Data supplied:
________________________

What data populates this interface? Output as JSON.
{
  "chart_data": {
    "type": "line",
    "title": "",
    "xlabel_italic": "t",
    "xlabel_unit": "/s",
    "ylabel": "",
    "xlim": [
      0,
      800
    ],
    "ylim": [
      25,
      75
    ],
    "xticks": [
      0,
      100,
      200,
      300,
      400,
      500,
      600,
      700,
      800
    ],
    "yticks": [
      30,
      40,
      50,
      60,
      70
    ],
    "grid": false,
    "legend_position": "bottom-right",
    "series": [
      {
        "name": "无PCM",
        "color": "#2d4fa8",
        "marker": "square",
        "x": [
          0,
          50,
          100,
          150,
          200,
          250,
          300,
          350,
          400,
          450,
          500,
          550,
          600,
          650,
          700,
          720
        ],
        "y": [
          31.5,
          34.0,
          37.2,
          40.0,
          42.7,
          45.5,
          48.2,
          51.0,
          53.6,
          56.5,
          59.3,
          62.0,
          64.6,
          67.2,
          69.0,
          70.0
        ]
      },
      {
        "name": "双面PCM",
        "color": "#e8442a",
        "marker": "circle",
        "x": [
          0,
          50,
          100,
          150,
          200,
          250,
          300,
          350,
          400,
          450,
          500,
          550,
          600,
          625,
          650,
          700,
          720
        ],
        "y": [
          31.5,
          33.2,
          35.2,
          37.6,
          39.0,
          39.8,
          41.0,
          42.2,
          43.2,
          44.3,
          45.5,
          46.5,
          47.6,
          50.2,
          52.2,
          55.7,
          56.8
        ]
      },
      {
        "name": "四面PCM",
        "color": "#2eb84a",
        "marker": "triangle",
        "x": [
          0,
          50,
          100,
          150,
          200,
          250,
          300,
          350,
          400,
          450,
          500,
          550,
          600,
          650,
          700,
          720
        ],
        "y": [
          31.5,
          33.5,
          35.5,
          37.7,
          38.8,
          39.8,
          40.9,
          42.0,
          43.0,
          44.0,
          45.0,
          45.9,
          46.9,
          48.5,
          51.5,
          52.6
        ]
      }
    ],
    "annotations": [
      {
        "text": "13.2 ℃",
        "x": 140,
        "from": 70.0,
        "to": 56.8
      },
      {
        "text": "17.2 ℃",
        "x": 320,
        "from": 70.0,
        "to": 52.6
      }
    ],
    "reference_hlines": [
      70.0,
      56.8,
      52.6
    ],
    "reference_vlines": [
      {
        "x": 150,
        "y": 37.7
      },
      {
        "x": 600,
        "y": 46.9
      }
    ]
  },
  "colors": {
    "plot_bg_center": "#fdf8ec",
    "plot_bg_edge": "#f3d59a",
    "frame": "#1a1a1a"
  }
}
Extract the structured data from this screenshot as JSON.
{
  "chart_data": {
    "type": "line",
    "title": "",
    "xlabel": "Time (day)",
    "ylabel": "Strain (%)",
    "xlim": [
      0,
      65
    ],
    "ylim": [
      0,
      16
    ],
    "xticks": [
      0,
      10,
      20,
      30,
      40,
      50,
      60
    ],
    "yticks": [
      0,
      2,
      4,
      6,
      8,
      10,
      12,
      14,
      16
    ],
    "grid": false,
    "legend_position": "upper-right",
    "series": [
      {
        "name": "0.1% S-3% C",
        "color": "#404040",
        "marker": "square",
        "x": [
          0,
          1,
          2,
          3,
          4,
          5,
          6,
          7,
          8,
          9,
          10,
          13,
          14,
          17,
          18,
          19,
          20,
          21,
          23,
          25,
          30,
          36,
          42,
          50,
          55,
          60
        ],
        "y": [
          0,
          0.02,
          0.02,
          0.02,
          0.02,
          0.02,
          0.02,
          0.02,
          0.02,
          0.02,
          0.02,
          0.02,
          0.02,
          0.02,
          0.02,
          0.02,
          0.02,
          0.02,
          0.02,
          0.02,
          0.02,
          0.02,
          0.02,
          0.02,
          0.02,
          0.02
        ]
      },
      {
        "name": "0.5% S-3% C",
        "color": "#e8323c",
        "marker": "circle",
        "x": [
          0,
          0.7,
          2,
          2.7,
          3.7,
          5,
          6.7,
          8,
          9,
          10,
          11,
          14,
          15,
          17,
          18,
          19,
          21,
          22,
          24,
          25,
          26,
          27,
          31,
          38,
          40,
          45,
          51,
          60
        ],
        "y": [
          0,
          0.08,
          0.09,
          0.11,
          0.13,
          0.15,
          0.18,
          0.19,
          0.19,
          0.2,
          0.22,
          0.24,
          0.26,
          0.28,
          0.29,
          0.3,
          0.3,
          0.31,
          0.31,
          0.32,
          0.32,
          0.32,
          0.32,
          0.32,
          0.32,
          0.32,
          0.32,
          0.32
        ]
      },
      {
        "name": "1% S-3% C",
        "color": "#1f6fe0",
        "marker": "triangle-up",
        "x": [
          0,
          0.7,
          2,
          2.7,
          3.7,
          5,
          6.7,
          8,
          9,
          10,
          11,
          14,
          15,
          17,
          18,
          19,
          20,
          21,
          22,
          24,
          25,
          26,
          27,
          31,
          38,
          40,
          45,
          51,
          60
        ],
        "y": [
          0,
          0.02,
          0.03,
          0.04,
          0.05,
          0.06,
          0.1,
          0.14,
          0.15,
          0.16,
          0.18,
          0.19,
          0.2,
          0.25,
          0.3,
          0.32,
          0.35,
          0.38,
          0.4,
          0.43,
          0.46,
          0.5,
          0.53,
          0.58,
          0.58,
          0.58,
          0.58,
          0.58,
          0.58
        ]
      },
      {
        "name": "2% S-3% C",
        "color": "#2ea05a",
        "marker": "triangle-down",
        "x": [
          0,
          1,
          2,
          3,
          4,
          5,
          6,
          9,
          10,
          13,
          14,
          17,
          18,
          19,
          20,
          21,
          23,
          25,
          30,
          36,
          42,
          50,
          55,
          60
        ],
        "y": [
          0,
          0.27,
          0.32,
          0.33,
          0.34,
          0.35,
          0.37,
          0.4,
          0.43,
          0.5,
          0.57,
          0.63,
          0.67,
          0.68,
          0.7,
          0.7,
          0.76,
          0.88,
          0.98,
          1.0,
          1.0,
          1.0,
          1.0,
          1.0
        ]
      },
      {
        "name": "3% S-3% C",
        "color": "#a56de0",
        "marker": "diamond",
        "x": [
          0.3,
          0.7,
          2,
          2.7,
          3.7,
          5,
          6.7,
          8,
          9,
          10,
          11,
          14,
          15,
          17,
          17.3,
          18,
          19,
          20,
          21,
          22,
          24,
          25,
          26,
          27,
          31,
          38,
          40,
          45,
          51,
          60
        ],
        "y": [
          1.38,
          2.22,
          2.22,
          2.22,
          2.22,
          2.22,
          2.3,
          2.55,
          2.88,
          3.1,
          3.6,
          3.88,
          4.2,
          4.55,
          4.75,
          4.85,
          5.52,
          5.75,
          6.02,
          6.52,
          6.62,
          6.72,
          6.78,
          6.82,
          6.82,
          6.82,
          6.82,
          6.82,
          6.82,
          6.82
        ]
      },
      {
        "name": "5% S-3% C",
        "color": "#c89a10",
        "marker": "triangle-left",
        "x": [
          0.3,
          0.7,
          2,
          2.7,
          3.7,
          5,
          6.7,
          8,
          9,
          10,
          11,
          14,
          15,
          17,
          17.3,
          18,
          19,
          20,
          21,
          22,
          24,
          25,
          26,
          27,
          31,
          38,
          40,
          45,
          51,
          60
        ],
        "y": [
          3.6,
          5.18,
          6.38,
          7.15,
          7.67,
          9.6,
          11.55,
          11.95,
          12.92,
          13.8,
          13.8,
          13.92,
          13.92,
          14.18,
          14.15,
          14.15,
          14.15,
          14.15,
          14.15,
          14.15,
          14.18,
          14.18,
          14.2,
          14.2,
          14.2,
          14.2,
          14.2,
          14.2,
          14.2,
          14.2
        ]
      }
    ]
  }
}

________________________

Output all preceding records character for character.

Worked solution:
What data populates this interface? Output as JSON.
{
  "chart_data": {
    "type": "line",
    "title": "",
    "xlabel_italic": "t",
    "xlabel_unit": "/s",
    "ylabel": "",
    "xlim": [
      0,
      800
    ],
    "ylim": [
      25,
      75
    ],
    "xticks": [
      0,
      100,
      200,
      300,
      400,
      500,
      600,
      700,
      800
    ],
    "yticks": [
      30,
      40,
      50,
      60,
      70
    ],
    "grid": false,
    "legend_position": "bottom-right",
    "series": [
      {
        "name": "无PCM",
        "color": "#2d4fa8",
        "marker": "square",
        "x": [
          0,
          50,
          100,
          150,
          200,
          250,
          300,
          350,
          400,
          450,
          500,
          550,
          600,
          650,
          700,
          720
        ],
        "y": [
          31.5,
          34.0,
          37.2,
          40.0,
          42.7,
          45.5,
          48.2,
          51.0,
          53.6,
          56.5,
          59.3,
          62.0,
          64.6,
          67.2,
          69.0,
          70.0
        ]
      },
      {
        "name": "双面PCM",
        "color": "#e8442a",
        "marker": "circle",
        "x": [
          0,
          50,
          100,
          150,
          200,
          250,
          300,
          350,
          400,
          450,
          500,
          550,
          600,
          625,
          650,
          700,
          720
        ],
        "y": [
          31.5,
          33.2,
          35.2,
          37.6,
          39.0,
          39.8,
          41.0,
          42.2,
          43.2,
          44.3,
          45.5,
          46.5,
          47.6,
          50.2,
          52.2,
          55.7,
          56.8
        ]
      },
      {
        "name": "四面PCM",
        "color": "#2eb84a",
        "marker": "triangle",
        "x": [
          0,
          50,
          100,
          150,
          200,
          250,
          300,
          350,
          400,
          450,
          500,
          550,
          600,
          650,
          700,
          720
        ],
        "y": [
          31.5,
          33.5,
          35.5,
          37.7,
          38.8,
          39.8,
          40.9,
          42.0,
          43.0,
          44.0,
          45.0,
          45.9,
          46.9,
          48.5,
          51.5,
          52.6
        ]
      }
    ],
    "annotations": [
      {
        "text": "13.2 ℃",
        "x": 140,
        "from": 70.0,
        "to": 56.8
      },
      {
        "text": "17.2 ℃",
        "x": 320,
        "from": 70.0,
        "to": 52.6
      }
    ],
    "reference_hlines": [
      70.0,
      56.8,
      52.6
    ],
    "reference_vlines": [
      {
        "x": 150,
        "y": 37.7
      },
      {
        "x": 600,
        "y": 46.9
      }
    ]
  },
  "colors": {
    "plot_bg_center": "#fdf8ec",
    "plot_bg_edge": "#f3d59a",
    "frame": "#1a1a1a"
  }
}
Extract the structured data from this screenshot as JSON.
{
  "chart_data": {
    "type": "line",
    "title": "",
    "xlabel": "Time (day)",
    "ylabel": "Strain (%)",
    "xlim": [
      0,
      65
    ],
    "ylim": [
      0,
      16
    ],
    "xticks": [
      0,
      10,
      20,
      30,
      40,
      50,
      60
    ],
    "yticks": [
      0,
      2,
      4,
      6,
      8,
      10,
      12,
      14,
      16
    ],
    "grid": false,
    "legend_position": "upper-right",
    "series": [
      {
        "name": "0.1% S-3% C",
        "color": "#404040",
        "marker": "square",
        "x": [
          0,
          1,
          2,
          3,
          4,
          5,
          6,
          7,
          8,
          9,
          10,
          13,
          14,
          17,
          18,
          19,
          20,
          21,
          23,
          25,
          30,
          36,
          42,
          50,
          55,
          60
        ],
        "y": [
          0,
          0.02,
          0.02,
          0.02,
          0.02,
          0.02,
          0.02,
          0.02,
          0.02,
          0.02,
          0.02,
          0.02,
          0.02,
          0.02,
          0.02,
          0.02,
          0.02,
          0.02,
          0.02,
          0.02,
          0.02,
          0.02,
          0.02,
          0.02,
          0.02,
          0.02
        ]
      },
      {
        "name": "0.5% S-3% C",
        "color": "#e8323c",
        "marker": "circle",
        "x": [
          0,
          0.7,
          2,
          2.7,
          3.7,
          5,
          6.7,
          8,
          9,
          10,
          11,
          14,
          15,
          17,
          18,
          19,
          21,
          22,
          24,
          25,
          26,
          27,
          31,
          38,
          40,
          45,
          51,
          60
        ],
        "y": [
          0,
          0.08,
          0.09,
          0.11,
          0.13,
          0.15,
          0.18,
          0.19,
          0.19,
          0.2,
          0.22,
          0.24,
          0.26,
          0.28,
          0.29,
          0.3,
          0.3,
          0.31,
          0.31,
          0.32,
          0.32,
          0.32,
          0.32,
          0.32,
          0.32,
          0.32,
          0.32,
          0.32
        ]
      },
      {
        "name": "1% S-3% C",
        "color": "#1f6fe0",
        "marker": "triangle-up",
        "x": [
          0,
          0.7,
          2,
          2.7,
          3.7,
          5,
          6.7,
          8,
          9,
          10,
          11,
          14,
          15,
          17,
          18,
          19,
          20,
          21,
          22,
          24,
          25,
          26,
          27,
          31,
          38,
          40,
          45,
          51,
          60
        ],
        "y": [
          0,
          0.02,
          0.03,
          0.04,
          0.05,
          0.06,
          0.1,
          0.14,
          0.15,
          0.16,
          0.18,
          0.19,
          0.2,
          0.25,
          0.3,
          0.32,
          0.35,
          0.38,
          0.4,
          0.43,
          0.46,
          0.5,
          0.53,
          0.58,
          0.58,
          0.58,
          0.58,
          0.58,
          0.58
        ]
      },
      {
        "name": "2% S-3% C",
        "color": "#2ea05a",
        "marker": "triangle-down",
        "x": [
          0,
          1,
          2,
          3,
          4,
          5,
          6,
          9,
          10,
          13,
          14,
          17,
          18,
          19,
          20,
          21,
          23,
          25,
          30,
          36,
          42,
          50,
          55,
          60
        ],
        "y": [
          0,
          0.27,
          0.32,
          0.33,
          0.34,
          0.35,
          0.37,
          0.4,
          0.43,
          0.5,
          0.57,
          0.63,
          0.67,
          0.68,
          0.7,
          0.7,
          0.76,
          0.88,
          0.98,
          1.0,
          1.0,
          1.0,
          1.0,
          1.0
        ]
      },
      {
        "name": "3% S-3% C",
        "color": "#a56de0",
        "marker": "diamond",
        "x": [
          0.3,
          0.7,
          2,
          2.7,
          3.7,
          5,
          6.7,
          8,
          9,
          10,
          11,
          14,
          15,
          17,
          17.3,
          18,
          19,
          20,
          21,
          22,
          24,
          25,
          26,
          27,
          31,
          38,
          40,
          45,
          51,
          60
        ],
        "y": [
          1.38,
          2.22,
          2.22,
          2.22,
          2.22,
          2.22,
          2.3,
          2.55,
          2.88,
          3.1,
          3.6,
          3.88,
          4.2,
          4.55,
          4.75,
          4.85,
          5.52,
          5.75,
          6.02,
          6.52,
          6.62,
          6.72,
          6.78,
          6.82,
          6.82,
          6.82,
          6.82,
          6.82,
          6.82,
          6.82
        ]
      },
      {
        "name": "5% S-3% C",
        "color": "#c89a10",
        "marker": "triangle-left",
        "x": [
          0.3,
          0.7,
          2,
          2.7,
          3.7,
          5,
          6.7,
          8,
          9,
          10,
          11,
          14,
          15,
          17,
          17.3,
          18,
          19,
          20,
          21,
          22,
          24,
          25,
          26,
          27,
          31,
          38,
          40,
          45,
          51,
          60
        ],
        "y": [
          3.6,
          5.18,
          6.38,
          7.15,
          7.67,
          9.6,
          11.55,
          11.95,
          12.92,
          13.8,
          13.8,
          13.92,
          13.92,
          14.18,
          14.15,
          14.15,
          14.15,
          14.15,
          14.15,
          14.15,
          14.18,
          14.18,
          14.2,
          14.2,
          14.2,
          14.2,
          14.2,
          14.2,
          14.2,
          14.2
        ]
      }
    ]
  }
}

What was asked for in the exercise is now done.